-- Start of Data for this exercise --

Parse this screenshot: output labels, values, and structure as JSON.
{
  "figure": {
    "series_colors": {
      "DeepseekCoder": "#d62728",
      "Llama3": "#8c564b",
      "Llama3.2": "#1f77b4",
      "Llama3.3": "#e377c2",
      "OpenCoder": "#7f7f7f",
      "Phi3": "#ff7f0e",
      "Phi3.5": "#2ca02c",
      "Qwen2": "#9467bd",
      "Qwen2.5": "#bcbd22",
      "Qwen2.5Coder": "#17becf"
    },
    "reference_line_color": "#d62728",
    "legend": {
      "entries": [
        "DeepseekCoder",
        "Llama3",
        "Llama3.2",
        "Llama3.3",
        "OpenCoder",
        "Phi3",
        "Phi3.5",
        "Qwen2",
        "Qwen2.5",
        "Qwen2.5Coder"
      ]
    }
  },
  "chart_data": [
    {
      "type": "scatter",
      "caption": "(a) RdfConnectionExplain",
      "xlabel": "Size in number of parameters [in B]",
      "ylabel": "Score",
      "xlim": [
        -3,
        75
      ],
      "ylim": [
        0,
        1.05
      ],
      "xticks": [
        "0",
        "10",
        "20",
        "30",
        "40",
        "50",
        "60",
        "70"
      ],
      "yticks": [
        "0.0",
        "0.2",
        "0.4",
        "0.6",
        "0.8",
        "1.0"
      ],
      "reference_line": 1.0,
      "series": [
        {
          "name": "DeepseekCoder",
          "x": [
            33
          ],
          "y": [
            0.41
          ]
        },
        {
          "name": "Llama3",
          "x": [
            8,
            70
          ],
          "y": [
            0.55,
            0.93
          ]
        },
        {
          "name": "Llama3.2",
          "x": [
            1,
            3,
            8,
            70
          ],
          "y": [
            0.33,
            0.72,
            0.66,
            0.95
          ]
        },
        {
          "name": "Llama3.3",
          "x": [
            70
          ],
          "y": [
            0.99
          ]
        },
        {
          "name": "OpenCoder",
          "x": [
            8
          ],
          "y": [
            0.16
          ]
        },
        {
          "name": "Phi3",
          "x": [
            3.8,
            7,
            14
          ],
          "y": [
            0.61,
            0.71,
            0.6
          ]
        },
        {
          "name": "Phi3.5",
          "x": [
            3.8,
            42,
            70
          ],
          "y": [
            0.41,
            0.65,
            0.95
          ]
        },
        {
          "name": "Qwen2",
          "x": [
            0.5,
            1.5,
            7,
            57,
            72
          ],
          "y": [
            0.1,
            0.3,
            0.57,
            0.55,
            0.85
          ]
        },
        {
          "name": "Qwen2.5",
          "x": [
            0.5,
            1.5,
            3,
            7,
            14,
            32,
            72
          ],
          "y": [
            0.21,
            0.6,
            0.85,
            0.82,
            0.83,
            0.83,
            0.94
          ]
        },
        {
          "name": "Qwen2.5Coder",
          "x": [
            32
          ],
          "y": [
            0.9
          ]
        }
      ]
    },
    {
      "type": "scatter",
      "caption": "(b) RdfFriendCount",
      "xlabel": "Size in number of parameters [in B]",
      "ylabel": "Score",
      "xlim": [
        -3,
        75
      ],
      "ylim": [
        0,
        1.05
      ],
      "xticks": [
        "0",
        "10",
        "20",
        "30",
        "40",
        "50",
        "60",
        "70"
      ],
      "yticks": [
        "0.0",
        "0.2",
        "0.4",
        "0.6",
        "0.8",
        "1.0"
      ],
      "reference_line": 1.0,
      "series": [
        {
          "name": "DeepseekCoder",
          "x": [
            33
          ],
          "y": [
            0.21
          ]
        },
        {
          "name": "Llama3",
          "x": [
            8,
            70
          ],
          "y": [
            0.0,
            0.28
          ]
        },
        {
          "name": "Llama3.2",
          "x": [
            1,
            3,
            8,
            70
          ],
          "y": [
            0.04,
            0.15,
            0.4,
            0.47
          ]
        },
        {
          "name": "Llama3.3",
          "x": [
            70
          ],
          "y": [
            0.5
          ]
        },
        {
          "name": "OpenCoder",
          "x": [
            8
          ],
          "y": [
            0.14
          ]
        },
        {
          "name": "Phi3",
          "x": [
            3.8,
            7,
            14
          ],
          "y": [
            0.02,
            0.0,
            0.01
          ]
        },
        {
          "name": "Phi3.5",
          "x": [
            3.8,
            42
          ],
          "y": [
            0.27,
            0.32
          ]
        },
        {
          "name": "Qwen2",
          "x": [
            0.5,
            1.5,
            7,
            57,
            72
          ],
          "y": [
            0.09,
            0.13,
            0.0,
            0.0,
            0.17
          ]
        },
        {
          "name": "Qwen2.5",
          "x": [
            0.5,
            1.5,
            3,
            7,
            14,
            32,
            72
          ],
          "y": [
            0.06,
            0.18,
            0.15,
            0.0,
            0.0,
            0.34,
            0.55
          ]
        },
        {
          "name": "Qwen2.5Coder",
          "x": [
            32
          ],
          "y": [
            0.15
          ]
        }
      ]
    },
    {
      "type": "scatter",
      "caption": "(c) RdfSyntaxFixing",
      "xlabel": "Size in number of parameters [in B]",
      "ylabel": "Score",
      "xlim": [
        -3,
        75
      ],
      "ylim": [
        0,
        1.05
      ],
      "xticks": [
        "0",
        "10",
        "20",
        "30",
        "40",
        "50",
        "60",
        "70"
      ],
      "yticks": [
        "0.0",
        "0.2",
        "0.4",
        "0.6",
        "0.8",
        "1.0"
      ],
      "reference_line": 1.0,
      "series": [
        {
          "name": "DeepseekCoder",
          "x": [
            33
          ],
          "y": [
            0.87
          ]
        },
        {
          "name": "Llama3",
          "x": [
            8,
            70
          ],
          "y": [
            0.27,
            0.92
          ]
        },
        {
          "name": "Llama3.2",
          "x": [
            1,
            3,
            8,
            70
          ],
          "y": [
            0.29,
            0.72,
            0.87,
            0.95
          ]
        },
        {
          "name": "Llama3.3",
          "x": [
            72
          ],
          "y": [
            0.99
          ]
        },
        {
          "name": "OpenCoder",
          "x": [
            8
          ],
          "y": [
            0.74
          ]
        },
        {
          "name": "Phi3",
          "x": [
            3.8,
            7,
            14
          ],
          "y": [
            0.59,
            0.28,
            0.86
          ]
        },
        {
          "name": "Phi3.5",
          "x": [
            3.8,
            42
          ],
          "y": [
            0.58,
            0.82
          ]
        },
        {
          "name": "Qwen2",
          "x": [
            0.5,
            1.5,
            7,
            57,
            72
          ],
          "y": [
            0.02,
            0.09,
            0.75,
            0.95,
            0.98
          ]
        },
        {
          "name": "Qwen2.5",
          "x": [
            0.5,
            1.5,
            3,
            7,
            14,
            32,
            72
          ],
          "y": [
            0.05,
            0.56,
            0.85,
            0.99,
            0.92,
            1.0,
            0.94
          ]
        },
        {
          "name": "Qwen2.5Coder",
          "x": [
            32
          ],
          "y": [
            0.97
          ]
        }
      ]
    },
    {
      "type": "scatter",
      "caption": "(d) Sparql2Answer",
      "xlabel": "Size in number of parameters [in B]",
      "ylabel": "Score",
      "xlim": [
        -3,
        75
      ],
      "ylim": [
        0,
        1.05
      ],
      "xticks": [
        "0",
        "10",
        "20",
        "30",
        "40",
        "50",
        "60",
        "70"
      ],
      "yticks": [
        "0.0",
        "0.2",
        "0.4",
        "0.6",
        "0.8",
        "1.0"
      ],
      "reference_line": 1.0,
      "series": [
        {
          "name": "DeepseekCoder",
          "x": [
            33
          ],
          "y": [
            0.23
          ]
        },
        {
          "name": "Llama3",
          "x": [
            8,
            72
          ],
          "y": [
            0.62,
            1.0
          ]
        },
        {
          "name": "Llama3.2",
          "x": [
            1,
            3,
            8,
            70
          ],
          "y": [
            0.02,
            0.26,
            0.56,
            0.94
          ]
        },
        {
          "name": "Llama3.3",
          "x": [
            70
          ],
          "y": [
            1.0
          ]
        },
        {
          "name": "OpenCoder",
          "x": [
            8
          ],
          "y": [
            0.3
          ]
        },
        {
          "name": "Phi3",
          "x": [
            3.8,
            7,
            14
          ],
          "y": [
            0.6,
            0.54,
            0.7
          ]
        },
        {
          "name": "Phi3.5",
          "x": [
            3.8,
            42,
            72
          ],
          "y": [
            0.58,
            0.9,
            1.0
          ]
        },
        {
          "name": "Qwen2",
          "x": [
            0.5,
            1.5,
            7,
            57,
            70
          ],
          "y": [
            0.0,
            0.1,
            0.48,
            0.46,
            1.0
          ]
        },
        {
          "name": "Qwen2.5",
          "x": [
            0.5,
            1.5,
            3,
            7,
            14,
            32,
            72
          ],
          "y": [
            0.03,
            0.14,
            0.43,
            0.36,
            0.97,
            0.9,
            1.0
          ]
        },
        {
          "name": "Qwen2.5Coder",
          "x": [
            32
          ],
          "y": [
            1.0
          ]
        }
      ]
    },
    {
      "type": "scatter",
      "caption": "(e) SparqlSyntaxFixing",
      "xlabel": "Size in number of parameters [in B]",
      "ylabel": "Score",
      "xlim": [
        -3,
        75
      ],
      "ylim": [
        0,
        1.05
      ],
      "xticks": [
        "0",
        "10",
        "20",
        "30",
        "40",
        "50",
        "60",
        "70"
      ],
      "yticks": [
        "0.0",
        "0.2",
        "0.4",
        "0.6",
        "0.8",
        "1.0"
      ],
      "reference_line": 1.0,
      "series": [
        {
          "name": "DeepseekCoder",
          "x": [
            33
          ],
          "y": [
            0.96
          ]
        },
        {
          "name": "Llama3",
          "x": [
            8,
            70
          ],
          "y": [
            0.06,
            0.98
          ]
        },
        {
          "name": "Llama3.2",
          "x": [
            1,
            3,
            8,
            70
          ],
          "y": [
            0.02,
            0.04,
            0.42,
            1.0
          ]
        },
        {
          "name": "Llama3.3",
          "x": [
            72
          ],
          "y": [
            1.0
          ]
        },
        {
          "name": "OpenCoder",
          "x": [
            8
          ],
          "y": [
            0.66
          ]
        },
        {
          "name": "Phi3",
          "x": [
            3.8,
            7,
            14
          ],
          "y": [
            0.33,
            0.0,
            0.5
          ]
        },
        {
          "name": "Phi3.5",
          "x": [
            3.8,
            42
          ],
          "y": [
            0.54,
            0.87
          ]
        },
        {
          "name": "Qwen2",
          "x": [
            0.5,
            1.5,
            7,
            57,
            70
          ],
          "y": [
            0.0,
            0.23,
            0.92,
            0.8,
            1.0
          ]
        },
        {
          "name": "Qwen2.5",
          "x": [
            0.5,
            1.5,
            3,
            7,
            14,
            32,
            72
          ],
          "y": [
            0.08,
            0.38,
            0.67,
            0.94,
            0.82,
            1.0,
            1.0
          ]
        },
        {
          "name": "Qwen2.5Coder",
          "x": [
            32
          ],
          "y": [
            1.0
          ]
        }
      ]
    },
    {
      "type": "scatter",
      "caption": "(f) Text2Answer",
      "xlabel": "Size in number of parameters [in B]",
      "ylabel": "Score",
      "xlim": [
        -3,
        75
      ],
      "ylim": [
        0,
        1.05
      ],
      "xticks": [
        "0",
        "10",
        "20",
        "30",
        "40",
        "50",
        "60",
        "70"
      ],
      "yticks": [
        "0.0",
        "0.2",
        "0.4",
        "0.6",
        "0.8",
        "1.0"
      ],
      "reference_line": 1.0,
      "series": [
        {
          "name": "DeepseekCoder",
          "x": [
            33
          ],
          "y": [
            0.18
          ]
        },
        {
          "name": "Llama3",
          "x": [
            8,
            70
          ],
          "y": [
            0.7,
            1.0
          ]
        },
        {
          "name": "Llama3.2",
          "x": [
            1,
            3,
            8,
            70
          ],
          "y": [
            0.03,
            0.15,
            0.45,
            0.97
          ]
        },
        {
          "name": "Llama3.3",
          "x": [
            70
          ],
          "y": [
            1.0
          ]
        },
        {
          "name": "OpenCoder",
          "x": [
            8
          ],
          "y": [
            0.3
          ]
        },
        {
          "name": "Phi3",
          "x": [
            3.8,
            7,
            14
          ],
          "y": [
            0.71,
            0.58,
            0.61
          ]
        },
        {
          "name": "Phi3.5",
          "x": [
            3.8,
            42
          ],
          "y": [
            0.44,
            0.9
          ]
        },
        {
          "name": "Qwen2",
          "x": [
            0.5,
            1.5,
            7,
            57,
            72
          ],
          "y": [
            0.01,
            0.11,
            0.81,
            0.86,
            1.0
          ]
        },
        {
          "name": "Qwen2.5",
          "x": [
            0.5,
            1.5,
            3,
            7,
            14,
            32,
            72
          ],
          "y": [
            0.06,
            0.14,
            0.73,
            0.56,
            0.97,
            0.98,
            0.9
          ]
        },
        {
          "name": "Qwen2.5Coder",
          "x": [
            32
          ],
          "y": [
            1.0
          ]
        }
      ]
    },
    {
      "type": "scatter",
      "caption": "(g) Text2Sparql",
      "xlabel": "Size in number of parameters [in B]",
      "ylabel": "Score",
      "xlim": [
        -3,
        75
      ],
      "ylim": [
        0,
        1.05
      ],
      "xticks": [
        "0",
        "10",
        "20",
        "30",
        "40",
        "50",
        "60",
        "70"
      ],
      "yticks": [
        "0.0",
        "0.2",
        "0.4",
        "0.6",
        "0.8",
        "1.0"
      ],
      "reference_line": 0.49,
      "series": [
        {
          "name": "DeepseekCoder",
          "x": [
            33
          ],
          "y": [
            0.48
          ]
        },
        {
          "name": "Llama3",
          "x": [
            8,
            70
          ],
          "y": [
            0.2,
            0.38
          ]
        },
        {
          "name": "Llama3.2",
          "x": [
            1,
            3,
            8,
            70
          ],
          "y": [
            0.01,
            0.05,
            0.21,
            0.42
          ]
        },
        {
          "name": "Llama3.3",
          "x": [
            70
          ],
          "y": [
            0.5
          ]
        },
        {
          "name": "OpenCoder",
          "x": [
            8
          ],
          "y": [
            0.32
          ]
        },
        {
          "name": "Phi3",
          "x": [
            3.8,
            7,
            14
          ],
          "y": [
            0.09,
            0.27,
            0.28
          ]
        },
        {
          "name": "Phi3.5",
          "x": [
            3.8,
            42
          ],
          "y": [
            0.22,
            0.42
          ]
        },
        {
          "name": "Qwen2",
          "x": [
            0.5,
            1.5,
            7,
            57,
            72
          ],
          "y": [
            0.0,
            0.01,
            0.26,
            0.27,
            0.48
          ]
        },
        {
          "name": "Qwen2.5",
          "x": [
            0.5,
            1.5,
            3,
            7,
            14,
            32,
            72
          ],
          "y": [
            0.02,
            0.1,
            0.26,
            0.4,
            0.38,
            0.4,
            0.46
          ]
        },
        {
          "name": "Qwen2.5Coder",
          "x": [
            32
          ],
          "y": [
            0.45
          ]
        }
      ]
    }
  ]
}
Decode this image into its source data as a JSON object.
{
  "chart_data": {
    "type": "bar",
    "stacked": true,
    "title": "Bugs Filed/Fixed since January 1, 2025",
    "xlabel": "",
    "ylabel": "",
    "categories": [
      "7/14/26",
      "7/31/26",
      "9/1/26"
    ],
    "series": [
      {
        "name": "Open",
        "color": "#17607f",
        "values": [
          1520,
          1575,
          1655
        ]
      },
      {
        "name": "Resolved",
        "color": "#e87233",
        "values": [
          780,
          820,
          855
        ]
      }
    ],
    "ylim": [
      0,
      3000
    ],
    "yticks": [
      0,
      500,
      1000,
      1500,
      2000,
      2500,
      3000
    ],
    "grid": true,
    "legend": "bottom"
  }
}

-- End of Data for this exercise --

Which lines of the data include "caption"? Copy each of them.

      "caption": "(a) RdfConnectionExplain",
      "caption": "(b) RdfFriendCount",
      "caption": "(c) RdfSyntaxFixing",
      "caption": "(d) Sparql2Answer",
      "caption": "(e) SparqlSyntaxFixing",
      "caption": "(f) Text2Answer",
      "caption": "(g) Text2Sparql",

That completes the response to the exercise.